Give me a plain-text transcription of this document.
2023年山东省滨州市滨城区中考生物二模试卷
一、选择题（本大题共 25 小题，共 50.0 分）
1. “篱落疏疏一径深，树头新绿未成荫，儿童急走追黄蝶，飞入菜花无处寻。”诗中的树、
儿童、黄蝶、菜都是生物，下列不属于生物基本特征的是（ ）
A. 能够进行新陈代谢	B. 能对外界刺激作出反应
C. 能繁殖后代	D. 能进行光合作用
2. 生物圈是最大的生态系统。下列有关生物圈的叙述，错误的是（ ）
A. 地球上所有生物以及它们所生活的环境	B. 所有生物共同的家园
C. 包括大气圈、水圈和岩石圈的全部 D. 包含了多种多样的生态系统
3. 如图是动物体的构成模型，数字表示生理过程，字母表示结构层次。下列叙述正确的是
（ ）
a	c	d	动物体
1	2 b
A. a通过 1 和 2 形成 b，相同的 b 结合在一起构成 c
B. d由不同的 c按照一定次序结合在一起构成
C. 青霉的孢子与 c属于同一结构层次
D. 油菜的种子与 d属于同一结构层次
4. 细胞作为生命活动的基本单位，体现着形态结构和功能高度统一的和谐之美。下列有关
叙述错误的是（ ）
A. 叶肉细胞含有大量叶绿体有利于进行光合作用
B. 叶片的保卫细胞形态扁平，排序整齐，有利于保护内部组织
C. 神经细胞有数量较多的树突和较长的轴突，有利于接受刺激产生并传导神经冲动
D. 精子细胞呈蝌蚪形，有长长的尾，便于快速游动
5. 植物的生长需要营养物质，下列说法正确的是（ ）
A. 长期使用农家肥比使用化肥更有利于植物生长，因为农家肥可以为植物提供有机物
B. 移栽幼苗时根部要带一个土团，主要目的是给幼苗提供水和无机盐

+ + +

* [Instruction]:
Your task is to transcribe the listing above in full, exactly as given.

* [Solution]:
Give me a plain-text transcription of this document.
2023年山东省滨州市滨城区中考生物二模试卷
一、选择题（本大题共 25 小题，共 50.0 分）
1. “篱落疏疏一径深，树头新绿未成荫，儿童急走追黄蝶，飞入菜花无处寻。”诗中的树、
儿童、黄蝶、菜都是生物，下列不属于生物基本特征的是（ ）
A. 能够进行新陈代谢	B. 能对外界刺激作出反应
C. 能繁殖后代	D. 能进行光合作用
2. 生物圈是最大的生态系统。下列有关生物圈的叙述，错误的是（ ）
A. 地球上所有生物以及它们所生活的环境	B. 所有生物共同的家园
C. 包括大气圈、水圈和岩石圈的全部 D. 包含了多种多样的生态系统
3. 如图是动物体的构成模型，数字表示生理过程，字母表示结构层次。下列叙述正确的是
（ ）
a	c	d	动物体
1	2 b
A. a通过 1 和 2 形成 b，相同的 b 结合在一起构成 c
B. d由不同的 c按照一定次序结合在一起构成
C. 青霉的孢子与 c属于同一结构层次
D. 油菜的种子与 d属于同一结构层次
4. 细胞作为生命活动的基本单位，体现着形态结构和功能高度统一的和谐之美。下列有关
叙述错误的是（ ）
A. 叶肉细胞含有大量叶绿体有利于进行光合作用
B. 叶片的保卫细胞形态扁平，排序整齐，有利于保护内部组织
C. 神经细胞有数量较多的树突和较长的轴突，有利于接受刺激产生并传导神经冲动
D. 精子细胞呈蝌蚪形，有长长的尾，便于快速游动
5. 植物的生长需要营养物质，下列说法正确的是（ ）
A. 长期使用农家肥比使用化肥更有利于植物生长，因为农家肥可以为植物提供有机物
B. 移栽幼苗时根部要带一个土团，主要目的是给幼苗提供水和无机盐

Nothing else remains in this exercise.